» Written task
Copy every line of the entries below without changing anything.

» Records supplied
————————

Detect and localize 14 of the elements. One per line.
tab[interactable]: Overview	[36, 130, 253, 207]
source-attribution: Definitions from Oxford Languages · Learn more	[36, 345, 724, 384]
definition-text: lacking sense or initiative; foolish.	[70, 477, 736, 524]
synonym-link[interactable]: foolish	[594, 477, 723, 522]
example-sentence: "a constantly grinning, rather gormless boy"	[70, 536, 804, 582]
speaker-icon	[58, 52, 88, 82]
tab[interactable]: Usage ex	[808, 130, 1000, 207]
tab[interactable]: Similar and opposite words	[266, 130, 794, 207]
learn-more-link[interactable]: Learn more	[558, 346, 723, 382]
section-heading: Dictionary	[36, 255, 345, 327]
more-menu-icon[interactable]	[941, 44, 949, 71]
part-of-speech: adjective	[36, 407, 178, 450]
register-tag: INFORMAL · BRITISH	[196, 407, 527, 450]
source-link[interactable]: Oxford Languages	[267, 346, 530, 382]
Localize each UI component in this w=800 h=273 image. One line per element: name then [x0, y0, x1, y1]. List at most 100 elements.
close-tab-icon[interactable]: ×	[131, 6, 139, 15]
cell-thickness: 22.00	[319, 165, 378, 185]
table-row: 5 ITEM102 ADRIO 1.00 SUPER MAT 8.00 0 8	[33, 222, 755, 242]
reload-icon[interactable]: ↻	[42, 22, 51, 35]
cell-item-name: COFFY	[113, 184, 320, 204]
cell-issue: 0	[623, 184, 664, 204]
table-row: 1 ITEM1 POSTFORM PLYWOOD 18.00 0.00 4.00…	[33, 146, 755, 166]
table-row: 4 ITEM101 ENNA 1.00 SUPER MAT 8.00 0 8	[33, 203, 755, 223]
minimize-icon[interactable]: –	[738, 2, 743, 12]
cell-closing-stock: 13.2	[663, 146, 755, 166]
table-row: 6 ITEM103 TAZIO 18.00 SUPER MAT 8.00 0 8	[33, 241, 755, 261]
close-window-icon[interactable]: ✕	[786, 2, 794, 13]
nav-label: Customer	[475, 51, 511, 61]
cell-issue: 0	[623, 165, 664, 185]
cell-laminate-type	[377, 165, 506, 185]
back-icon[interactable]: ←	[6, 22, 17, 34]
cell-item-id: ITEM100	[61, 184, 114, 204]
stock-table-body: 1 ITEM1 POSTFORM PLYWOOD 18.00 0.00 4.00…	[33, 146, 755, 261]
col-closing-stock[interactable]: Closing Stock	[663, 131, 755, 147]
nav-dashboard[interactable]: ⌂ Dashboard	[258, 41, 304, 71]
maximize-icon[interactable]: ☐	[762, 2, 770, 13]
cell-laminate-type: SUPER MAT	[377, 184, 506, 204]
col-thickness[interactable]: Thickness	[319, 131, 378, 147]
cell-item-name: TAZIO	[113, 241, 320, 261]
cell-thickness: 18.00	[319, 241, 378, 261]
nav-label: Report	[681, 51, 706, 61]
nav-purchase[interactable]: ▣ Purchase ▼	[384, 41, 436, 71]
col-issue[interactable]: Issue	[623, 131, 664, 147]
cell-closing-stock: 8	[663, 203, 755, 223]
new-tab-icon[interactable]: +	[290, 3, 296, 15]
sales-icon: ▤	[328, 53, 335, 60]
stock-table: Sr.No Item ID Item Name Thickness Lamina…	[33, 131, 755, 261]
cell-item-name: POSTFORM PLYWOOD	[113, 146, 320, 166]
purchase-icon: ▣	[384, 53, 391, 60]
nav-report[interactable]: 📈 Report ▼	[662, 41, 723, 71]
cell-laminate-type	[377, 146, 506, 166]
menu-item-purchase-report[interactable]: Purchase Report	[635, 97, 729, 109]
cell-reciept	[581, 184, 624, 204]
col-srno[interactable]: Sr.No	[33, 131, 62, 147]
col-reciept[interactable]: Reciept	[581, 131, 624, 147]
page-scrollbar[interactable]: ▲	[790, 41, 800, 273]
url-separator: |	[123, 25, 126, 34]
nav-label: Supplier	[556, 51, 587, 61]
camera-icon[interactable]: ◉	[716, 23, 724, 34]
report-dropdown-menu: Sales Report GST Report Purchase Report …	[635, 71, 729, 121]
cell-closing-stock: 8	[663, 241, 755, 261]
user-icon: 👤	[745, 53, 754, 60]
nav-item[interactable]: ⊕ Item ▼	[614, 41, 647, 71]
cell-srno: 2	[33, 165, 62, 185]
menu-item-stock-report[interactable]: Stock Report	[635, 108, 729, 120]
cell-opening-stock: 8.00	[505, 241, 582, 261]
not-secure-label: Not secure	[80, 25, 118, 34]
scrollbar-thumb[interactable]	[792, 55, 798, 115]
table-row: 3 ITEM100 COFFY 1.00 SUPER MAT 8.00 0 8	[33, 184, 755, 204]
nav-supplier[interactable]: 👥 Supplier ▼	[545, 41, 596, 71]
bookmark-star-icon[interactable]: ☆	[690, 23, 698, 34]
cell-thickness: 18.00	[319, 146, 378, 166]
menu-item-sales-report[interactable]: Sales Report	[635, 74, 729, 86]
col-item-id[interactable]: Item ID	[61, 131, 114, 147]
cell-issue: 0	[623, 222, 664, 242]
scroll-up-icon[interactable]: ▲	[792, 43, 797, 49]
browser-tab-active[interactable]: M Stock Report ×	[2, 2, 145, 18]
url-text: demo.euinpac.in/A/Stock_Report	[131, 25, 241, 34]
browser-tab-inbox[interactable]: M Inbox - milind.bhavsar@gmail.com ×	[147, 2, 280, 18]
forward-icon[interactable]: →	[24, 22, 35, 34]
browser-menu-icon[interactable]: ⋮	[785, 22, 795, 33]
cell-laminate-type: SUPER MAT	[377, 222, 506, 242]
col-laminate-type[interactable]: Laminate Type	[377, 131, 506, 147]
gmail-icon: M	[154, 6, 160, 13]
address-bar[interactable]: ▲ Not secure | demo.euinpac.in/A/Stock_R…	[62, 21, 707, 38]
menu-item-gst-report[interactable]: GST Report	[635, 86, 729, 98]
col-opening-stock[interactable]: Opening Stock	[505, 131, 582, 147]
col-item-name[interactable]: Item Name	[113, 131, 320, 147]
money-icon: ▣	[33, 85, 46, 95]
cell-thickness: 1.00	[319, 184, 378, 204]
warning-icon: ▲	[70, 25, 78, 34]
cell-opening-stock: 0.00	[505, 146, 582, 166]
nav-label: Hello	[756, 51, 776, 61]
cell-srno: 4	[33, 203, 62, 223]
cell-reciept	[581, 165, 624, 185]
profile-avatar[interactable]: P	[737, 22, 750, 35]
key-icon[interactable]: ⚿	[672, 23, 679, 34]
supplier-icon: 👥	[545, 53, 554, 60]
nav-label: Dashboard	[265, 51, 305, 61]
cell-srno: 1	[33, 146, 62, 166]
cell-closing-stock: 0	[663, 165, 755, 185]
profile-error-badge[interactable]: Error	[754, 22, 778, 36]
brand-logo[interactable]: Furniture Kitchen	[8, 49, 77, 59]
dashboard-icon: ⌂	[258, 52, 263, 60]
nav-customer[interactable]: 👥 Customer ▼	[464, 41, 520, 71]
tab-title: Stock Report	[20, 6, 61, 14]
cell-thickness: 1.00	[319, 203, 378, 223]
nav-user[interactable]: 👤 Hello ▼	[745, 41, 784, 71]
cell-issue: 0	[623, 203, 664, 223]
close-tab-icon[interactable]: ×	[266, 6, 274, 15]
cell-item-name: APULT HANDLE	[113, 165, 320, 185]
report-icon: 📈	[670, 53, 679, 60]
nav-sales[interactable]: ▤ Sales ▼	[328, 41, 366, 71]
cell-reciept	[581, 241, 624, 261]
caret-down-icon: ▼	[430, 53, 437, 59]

————————

» Output for this task
Detect and localize 14 of the elements. One per line.
tab[interactable]: Overview	[36, 130, 253, 207]
source-attribution: Definitions from Oxford Languages · Learn more	[36, 345, 724, 384]
definition-text: lacking sense or initiative; foolish.	[70, 477, 736, 524]
synonym-link[interactable]: foolish	[594, 477, 723, 522]
example-sentence: "a constantly grinning, rather gormless boy"	[70, 536, 804, 582]
speaker-icon	[58, 52, 88, 82]
tab[interactable]: Usage ex	[808, 130, 1000, 207]
tab[interactable]: Similar and opposite words	[266, 130, 794, 207]
learn-more-link[interactable]: Learn more	[558, 346, 723, 382]
section-heading: Dictionary	[36, 255, 345, 327]
more-menu-icon[interactable]	[941, 44, 949, 71]
part-of-speech: adjective	[36, 407, 178, 450]
register-tag: INFORMAL · BRITISH	[196, 407, 527, 450]
source-link[interactable]: Oxford Languages	[267, 346, 530, 382]
Localize each UI component in this w=800 h=273 image. One line per element: name then [x0, y0, x1, y1]. List at most 100 elements.
close-tab-icon[interactable]: ×	[131, 6, 139, 15]
cell-thickness: 22.00	[319, 165, 378, 185]
table-row: 5 ITEM102 ADRIO 1.00 SUPER MAT 8.00 0 8	[33, 222, 755, 242]
reload-icon[interactable]: ↻	[42, 22, 51, 35]
cell-item-name: COFFY	[113, 184, 320, 204]
cell-issue: 0	[623, 184, 664, 204]
table-row: 1 ITEM1 POSTFORM PLYWOOD 18.00 0.00 4.00…	[33, 146, 755, 166]
table-row: 4 ITEM101 ENNA 1.00 SUPER MAT 8.00 0 8	[33, 203, 755, 223]
minimize-icon[interactable]: –	[738, 2, 743, 12]
cell-closing-stock: 13.2	[663, 146, 755, 166]
table-row: 6 ITEM103 TAZIO 18.00 SUPER MAT 8.00 0 8	[33, 241, 755, 261]
close-window-icon[interactable]: ✕	[786, 2, 794, 13]
nav-label: Customer	[475, 51, 511, 61]
cell-issue: 0	[623, 165, 664, 185]
cell-laminate-type	[377, 165, 506, 185]
back-icon[interactable]: ←	[6, 22, 17, 34]
cell-item-id: ITEM100	[61, 184, 114, 204]
stock-table-body: 1 ITEM1 POSTFORM PLYWOOD 18.00 0.00 4.00…	[33, 146, 755, 261]
col-closing-stock[interactable]: Closing Stock	[663, 131, 755, 147]
nav-dashboard[interactable]: ⌂ Dashboard	[258, 41, 304, 71]
maximize-icon[interactable]: ☐	[762, 2, 770, 13]
cell-laminate-type: SUPER MAT	[377, 184, 506, 204]
col-thickness[interactable]: Thickness	[319, 131, 378, 147]
cell-item-name: TAZIO	[113, 241, 320, 261]
cell-thickness: 18.00	[319, 241, 378, 261]
nav-label: Report	[681, 51, 706, 61]
nav-purchase[interactable]: ▣ Purchase ▼	[384, 41, 436, 71]
col-issue[interactable]: Issue	[623, 131, 664, 147]
cell-closing-stock: 8	[663, 203, 755, 223]
new-tab-icon[interactable]: +	[290, 3, 296, 15]
sales-icon: ▤	[328, 53, 335, 60]
stock-table: Sr.No Item ID Item Name Thickness Lamina…	[33, 131, 755, 261]
cell-item-name: POSTFORM PLYWOOD	[113, 146, 320, 166]
purchase-icon: ▣	[384, 53, 391, 60]
nav-report[interactable]: 📈 Report ▼	[662, 41, 723, 71]
cell-laminate-type	[377, 146, 506, 166]
menu-item-purchase-report[interactable]: Purchase Report	[635, 97, 729, 109]
cell-reciept	[581, 184, 624, 204]
col-srno[interactable]: Sr.No	[33, 131, 62, 147]
col-reciept[interactable]: Reciept	[581, 131, 624, 147]
page-scrollbar[interactable]: ▲	[790, 41, 800, 273]
url-separator: |	[123, 25, 126, 34]
nav-label: Supplier	[556, 51, 587, 61]
camera-icon[interactable]: ◉	[716, 23, 724, 34]
report-dropdown-menu: Sales Report GST Report Purchase Report …	[635, 71, 729, 121]
cell-closing-stock: 8	[663, 241, 755, 261]
user-icon: 👤	[745, 53, 754, 60]
nav-item[interactable]: ⊕ Item ▼	[614, 41, 647, 71]
cell-srno: 2	[33, 165, 62, 185]
menu-item-stock-report[interactable]: Stock Report	[635, 108, 729, 120]
cell-opening-stock: 8.00	[505, 241, 582, 261]
not-secure-label: Not secure	[80, 25, 118, 34]
scrollbar-thumb[interactable]	[792, 55, 798, 115]
table-row: 3 ITEM100 COFFY 1.00 SUPER MAT 8.00 0 8	[33, 184, 755, 204]
nav-supplier[interactable]: 👥 Supplier ▼	[545, 41, 596, 71]
bookmark-star-icon[interactable]: ☆	[690, 23, 698, 34]
cell-thickness: 18.00	[319, 146, 378, 166]
menu-item-sales-report[interactable]: Sales Report	[635, 74, 729, 86]
col-item-id[interactable]: Item ID	[61, 131, 114, 147]
cell-issue: 0	[623, 222, 664, 242]
scroll-up-icon[interactable]: ▲	[792, 43, 797, 49]
browser-tab-active[interactable]: M Stock Report ×	[2, 2, 145, 18]
url-text: demo.euinpac.in/A/Stock_Report	[131, 25, 241, 34]
browser-tab-inbox[interactable]: M Inbox - milind.bhavsar@gmail.com ×	[147, 2, 280, 18]
forward-icon[interactable]: →	[24, 22, 35, 34]
browser-menu-icon[interactable]: ⋮	[785, 22, 795, 33]
cell-laminate-type: SUPER MAT	[377, 222, 506, 242]
col-laminate-type[interactable]: Laminate Type	[377, 131, 506, 147]
gmail-icon: M	[154, 6, 160, 13]
address-bar[interactable]: ▲ Not secure | demo.euinpac.in/A/Stock_R…	[62, 21, 707, 38]
menu-item-gst-report[interactable]: GST Report	[635, 86, 729, 98]
col-opening-stock[interactable]: Opening Stock	[505, 131, 582, 147]
col-item-name[interactable]: Item Name	[113, 131, 320, 147]
money-icon: ▣	[33, 85, 46, 95]
cell-thickness: 1.00	[319, 184, 378, 204]
warning-icon: ▲	[70, 25, 78, 34]
cell-opening-stock: 0.00	[505, 146, 582, 166]
nav-label: Hello	[756, 51, 776, 61]
cell-srno: 4	[33, 203, 62, 223]
cell-reciept	[581, 165, 624, 185]
profile-avatar[interactable]: P	[737, 22, 750, 35]
key-icon[interactable]: ⚿	[672, 23, 679, 34]
supplier-icon: 👥	[545, 53, 554, 60]
nav-label: Dashboard	[265, 51, 305, 61]
cell-srno: 1	[33, 146, 62, 166]
cell-closing-stock: 0	[663, 165, 755, 185]
profile-error-badge[interactable]: Error	[754, 22, 778, 36]
brand-logo[interactable]: Furniture Kitchen	[8, 49, 77, 59]
dashboard-icon: ⌂	[258, 52, 263, 60]
nav-customer[interactable]: 👥 Customer ▼	[464, 41, 520, 71]
tab-title: Stock Report	[20, 6, 61, 14]
cell-thickness: 1.00	[319, 203, 378, 223]
nav-user[interactable]: 👤 Hello ▼	[745, 41, 784, 71]
cell-issue: 0	[623, 203, 664, 223]
close-tab-icon[interactable]: ×	[266, 6, 274, 15]
cell-item-name: APULT HANDLE	[113, 165, 320, 185]
report-icon: 📈	[670, 53, 679, 60]
nav-sales[interactable]: ▤ Sales ▼	[328, 41, 366, 71]
cell-reciept	[581, 241, 624, 261]
caret-down-icon: ▼	[430, 53, 437, 59]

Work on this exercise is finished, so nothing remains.